EXERCISE PROMPT
Repeat the records below exactly.

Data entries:
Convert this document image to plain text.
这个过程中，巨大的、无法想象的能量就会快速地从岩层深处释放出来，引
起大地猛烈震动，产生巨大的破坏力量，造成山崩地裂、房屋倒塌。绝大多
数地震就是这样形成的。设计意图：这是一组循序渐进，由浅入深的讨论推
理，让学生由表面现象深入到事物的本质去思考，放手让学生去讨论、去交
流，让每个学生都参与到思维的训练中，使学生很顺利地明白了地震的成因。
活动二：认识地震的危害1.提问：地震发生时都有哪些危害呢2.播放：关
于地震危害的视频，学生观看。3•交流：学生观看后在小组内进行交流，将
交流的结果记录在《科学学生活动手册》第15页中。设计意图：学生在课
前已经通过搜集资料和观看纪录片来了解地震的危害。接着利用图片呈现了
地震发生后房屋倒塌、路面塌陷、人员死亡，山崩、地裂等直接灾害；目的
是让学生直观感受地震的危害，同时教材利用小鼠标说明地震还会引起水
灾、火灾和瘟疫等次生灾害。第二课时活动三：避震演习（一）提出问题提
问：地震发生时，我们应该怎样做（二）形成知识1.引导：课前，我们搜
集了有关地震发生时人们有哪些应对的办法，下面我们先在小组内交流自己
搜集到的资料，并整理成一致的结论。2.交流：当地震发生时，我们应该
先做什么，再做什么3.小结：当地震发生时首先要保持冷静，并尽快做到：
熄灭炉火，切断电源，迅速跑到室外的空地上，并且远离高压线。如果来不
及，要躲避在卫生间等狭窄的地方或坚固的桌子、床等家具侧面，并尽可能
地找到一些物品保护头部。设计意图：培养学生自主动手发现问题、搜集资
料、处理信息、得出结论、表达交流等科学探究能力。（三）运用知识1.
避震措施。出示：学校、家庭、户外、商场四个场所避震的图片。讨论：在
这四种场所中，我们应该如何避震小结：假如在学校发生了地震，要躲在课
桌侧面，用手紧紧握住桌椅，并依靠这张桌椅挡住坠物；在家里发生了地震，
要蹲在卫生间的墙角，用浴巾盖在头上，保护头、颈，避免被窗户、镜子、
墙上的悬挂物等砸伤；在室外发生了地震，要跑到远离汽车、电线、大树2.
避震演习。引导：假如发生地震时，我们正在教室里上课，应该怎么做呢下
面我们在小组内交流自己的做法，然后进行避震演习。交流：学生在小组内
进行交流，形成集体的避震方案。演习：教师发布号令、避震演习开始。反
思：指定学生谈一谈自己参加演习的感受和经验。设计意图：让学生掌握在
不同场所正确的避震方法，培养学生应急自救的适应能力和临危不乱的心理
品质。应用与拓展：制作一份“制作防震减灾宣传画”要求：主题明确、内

ANSWER TO THIS TASK
Convert this document image to plain text.
这个过程中，巨大的、无法想象的能量就会快速地从岩层深处释放出来，引
起大地猛烈震动，产生巨大的破坏力量，造成山崩地裂、房屋倒塌。绝大多
数地震就是这样形成的。设计意图：这是一组循序渐进，由浅入深的讨论推
理，让学生由表面现象深入到事物的本质去思考，放手让学生去讨论、去交
流，让每个学生都参与到思维的训练中，使学生很顺利地明白了地震的成因。
活动二：认识地震的危害1.提问：地震发生时都有哪些危害呢2.播放：关
于地震危害的视频，学生观看。3•交流：学生观看后在小组内进行交流，将
交流的结果记录在《科学学生活动手册》第15页中。设计意图：学生在课
前已经通过搜集资料和观看纪录片来了解地震的危害。接着利用图片呈现了
地震发生后房屋倒塌、路面塌陷、人员死亡，山崩、地裂等直接灾害；目的
是让学生直观感受地震的危害，同时教材利用小鼠标说明地震还会引起水
灾、火灾和瘟疫等次生灾害。第二课时活动三：避震演习（一）提出问题提
问：地震发生时，我们应该怎样做（二）形成知识1.引导：课前，我们搜
集了有关地震发生时人们有哪些应对的办法，下面我们先在小组内交流自己
搜集到的资料，并整理成一致的结论。2.交流：当地震发生时，我们应该
先做什么，再做什么3.小结：当地震发生时首先要保持冷静，并尽快做到：
熄灭炉火，切断电源，迅速跑到室外的空地上，并且远离高压线。如果来不
及，要躲避在卫生间等狭窄的地方或坚固的桌子、床等家具侧面，并尽可能
地找到一些物品保护头部。设计意图：培养学生自主动手发现问题、搜集资
料、处理信息、得出结论、表达交流等科学探究能力。（三）运用知识1.
避震措施。出示：学校、家庭、户外、商场四个场所避震的图片。讨论：在
这四种场所中，我们应该如何避震小结：假如在学校发生了地震，要躲在课
桌侧面，用手紧紧握住桌椅，并依靠这张桌椅挡住坠物；在家里发生了地震，
要蹲在卫生间的墙角，用浴巾盖在头上，保护头、颈，避免被窗户、镜子、
墙上的悬挂物等砸伤；在室外发生了地震，要跑到远离汽车、电线、大树2.
避震演习。引导：假如发生地震时，我们正在教室里上课，应该怎么做呢下
面我们在小组内交流自己的做法，然后进行避震演习。交流：学生在小组内
进行交流，形成集体的避震方案。演习：教师发布号令、避震演习开始。反
思：指定学生谈一谈自己参加演习的感受和经验。设计意图：让学生掌握在
不同场所正确的避震方法，培养学生应急自救的适应能力和临危不乱的心理
品质。应用与拓展：制作一份“制作防震减灾宣传画”要求：主题明确、内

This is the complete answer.